Quote the records in full and leave their pictures out.

Data shown:
#####

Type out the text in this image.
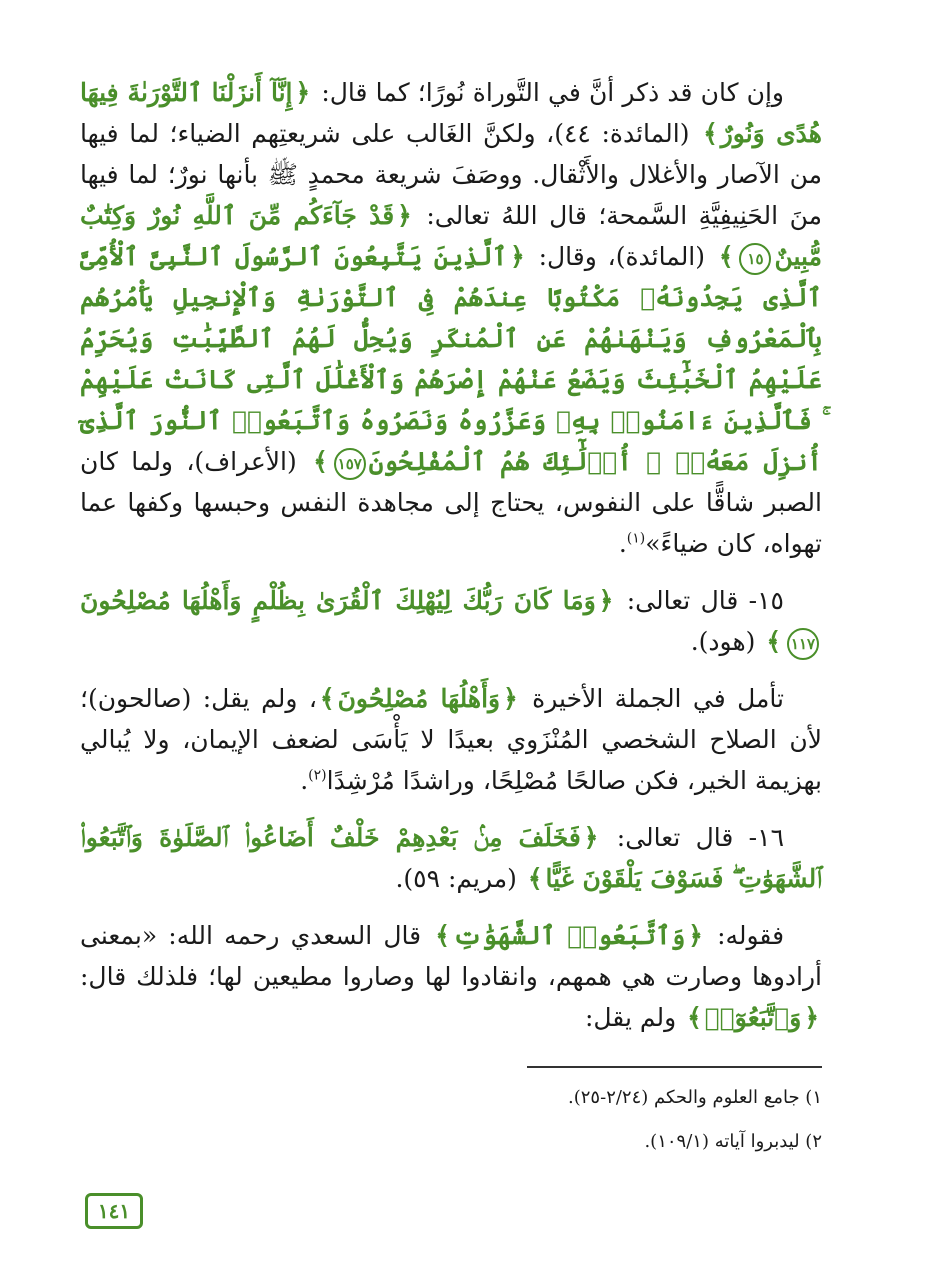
وإن كان قد ذكر أنَّ في التَّوراة نُورًا؛ كما قال: ﴿إِنَّآ أَنزَلْنَا ٱلتَّوْرَىٰةَ فِيهَا هُدًى وَنُورٌ﴾ (المائدة: ٤٤)، ولكنَّ الغَالب على شريعتِهم الضياء؛ لما فيها من الآصار والأغلال والأَثْقال. ووصَفَ شريعة محمدٍ ﷺ بأنها نورٌ؛ لما فيها منَ الحَنِيفِيَّةِ السَّمحة؛ قال اللهُ تعالى: ﴿قَدْ جَآءَكُم مِّنَ ٱللَّهِ نُورٌ وَكِتَٰبٌ مُّبِينٌ١٥﴾ (المائدة)، وقال: ﴿ٱلَّذِينَ يَتَّبِعُونَ ٱلرَّسُولَ ٱلنَّبِىَّ ٱلْأُمِّىَّ ٱلَّذِى يَجِدُونَهُۥ مَكْتُوبًا عِندَهُمْ فِى ٱلتَّوْرَىٰةِ وَٱلْإِنجِيلِ يَأْمُرُهُم بِٱلْمَعْرُوفِ وَيَنْهَىٰهُمْ عَنِ ٱلْمُنكَرِ وَيُحِلُّ لَهُمُ ٱلطَّيِّبَٰتِ وَيُحَرِّمُ عَلَيْهِمُ ٱلْخَبَٰٓئِثَ وَيَضَعُ عَنْهُمْ إِصْرَهُمْ وَٱلْأَغْلَٰلَ ٱلَّتِى كَانَتْ عَلَيْهِمْ ۚ فَٱلَّذِينَ ءَامَنُوا۟ بِهِۦ وَعَزَّرُوهُ وَنَصَرُوهُ وَٱتَّبَعُوا۟ ٱلنُّورَ ٱلَّذِىٓ أُنزِلَ مَعَهُۥٓ ۙ أُو۟لَٰٓئِكَ هُمُ ٱلْمُفْلِحُونَ١٥٧﴾ (الأعراف)، ولما كان الصبر شاقًّا على النفوس، يحتاج إلى مجاهدة النفس وحبسها وكفها عما تهواه، كان ضياءً»$^{(١)}$.

١٥- قال تعالى: ﴿وَمَا كَانَ رَبُّكَ لِيُهْلِكَ ٱلْقُرَىٰ بِظُلْمٍ وَأَهْلُهَا مُصْلِحُونَ١١٧﴾ (هود).

تأمل في الجملة الأخيرة ﴿وَأَهْلُهَا مُصْلِحُونَ﴾، ولم يقل: (صالحون)؛ لأن الصلاح الشخصي المُنْزَوي بعيدًا لا يَأْسَى لضعف الإيمان، ولا يُبالي بهزيمة الخير، فكن صالحًا مُصْلِحًا، وراشدًا مُرْشِدًا$^{(٢)}$.

١٦- قال تعالى: ﴿فَخَلَفَ مِنۢ بَعْدِهِمْ خَلْفٌ أَضَاعُوا۟ ٱلصَّلَوٰةَ وَٱتَّبَعُوا۟ ٱلشَّهَوَٰتِ ۖ فَسَوْفَ يَلْقَوْنَ غَيًّا﴾ (مريم: ٥٩).

فقوله: ﴿وَٱتَّبَعُوا۟ ٱلشَّهَوَٰتِ﴾ قال السعدي رحمه الله: «بمعنى أرادوها وصارت هي همهم، وانقادوا لها وصاروا مطيعين لها؛ فلذلك قال: ﴿وَٱتَّبَعُوٓا۟﴾ ولم يقل:

١) جامع العلوم والحكم (٢/٢٤-٢٥).

٢) ليدبروا آياته (١٠٩/١).

١٤١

#####

Task answer:
Type out the text in this image.
وإن كان قد ذكر أنَّ في التَّوراة نُورًا؛ كما قال: ﴿إِنَّآ أَنزَلْنَا ٱلتَّوْرَىٰةَ فِيهَا هُدًى وَنُورٌ﴾ (المائدة: ٤٤)، ولكنَّ الغَالب على شريعتِهم الضياء؛ لما فيها من الآصار والأغلال والأَثْقال. ووصَفَ شريعة محمدٍ ﷺ بأنها نورٌ؛ لما فيها منَ الحَنِيفِيَّةِ السَّمحة؛ قال اللهُ تعالى: ﴿قَدْ جَآءَكُم مِّنَ ٱللَّهِ نُورٌ وَكِتَٰبٌ مُّبِينٌ١٥﴾ (المائدة)، وقال: ﴿ٱلَّذِينَ يَتَّبِعُونَ ٱلرَّسُولَ ٱلنَّبِىَّ ٱلْأُمِّىَّ ٱلَّذِى يَجِدُونَهُۥ مَكْتُوبًا عِندَهُمْ فِى ٱلتَّوْرَىٰةِ وَٱلْإِنجِيلِ يَأْمُرُهُم بِٱلْمَعْرُوفِ وَيَنْهَىٰهُمْ عَنِ ٱلْمُنكَرِ وَيُحِلُّ لَهُمُ ٱلطَّيِّبَٰتِ وَيُحَرِّمُ عَلَيْهِمُ ٱلْخَبَٰٓئِثَ وَيَضَعُ عَنْهُمْ إِصْرَهُمْ وَٱلْأَغْلَٰلَ ٱلَّتِى كَانَتْ عَلَيْهِمْ ۚ فَٱلَّذِينَ ءَامَنُوا۟ بِهِۦ وَعَزَّرُوهُ وَنَصَرُوهُ وَٱتَّبَعُوا۟ ٱلنُّورَ ٱلَّذِىٓ أُنزِلَ مَعَهُۥٓ ۙ أُو۟لَٰٓئِكَ هُمُ ٱلْمُفْلِحُونَ١٥٧﴾ (الأعراف)، ولما كان الصبر شاقًّا على النفوس، يحتاج إلى مجاهدة النفس وحبسها وكفها عما تهواه، كان ضياءً»$^{(١)}$.

١٥- قال تعالى: ﴿وَمَا كَانَ رَبُّكَ لِيُهْلِكَ ٱلْقُرَىٰ بِظُلْمٍ وَأَهْلُهَا مُصْلِحُونَ١١٧﴾ (هود).

تأمل في الجملة الأخيرة ﴿وَأَهْلُهَا مُصْلِحُونَ﴾، ولم يقل: (صالحون)؛ لأن الصلاح الشخصي المُنْزَوي بعيدًا لا يَأْسَى لضعف الإيمان، ولا يُبالي بهزيمة الخير، فكن صالحًا مُصْلِحًا، وراشدًا مُرْشِدًا$^{(٢)}$.

١٦- قال تعالى: ﴿فَخَلَفَ مِنۢ بَعْدِهِمْ خَلْفٌ أَضَاعُوا۟ ٱلصَّلَوٰةَ وَٱتَّبَعُوا۟ ٱلشَّهَوَٰتِ ۖ فَسَوْفَ يَلْقَوْنَ غَيًّا﴾ (مريم: ٥٩).

فقوله: ﴿وَٱتَّبَعُوا۟ ٱلشَّهَوَٰتِ﴾ قال السعدي رحمه الله: «بمعنى أرادوها وصارت هي همهم، وانقادوا لها وصاروا مطيعين لها؛ فلذلك قال: ﴿وَٱتَّبَعُوٓا۟﴾ ولم يقل:

١) جامع العلوم والحكم (٢/٢٤-٢٥).

٢) ليدبروا آياته (١٠٩/١).

١٤١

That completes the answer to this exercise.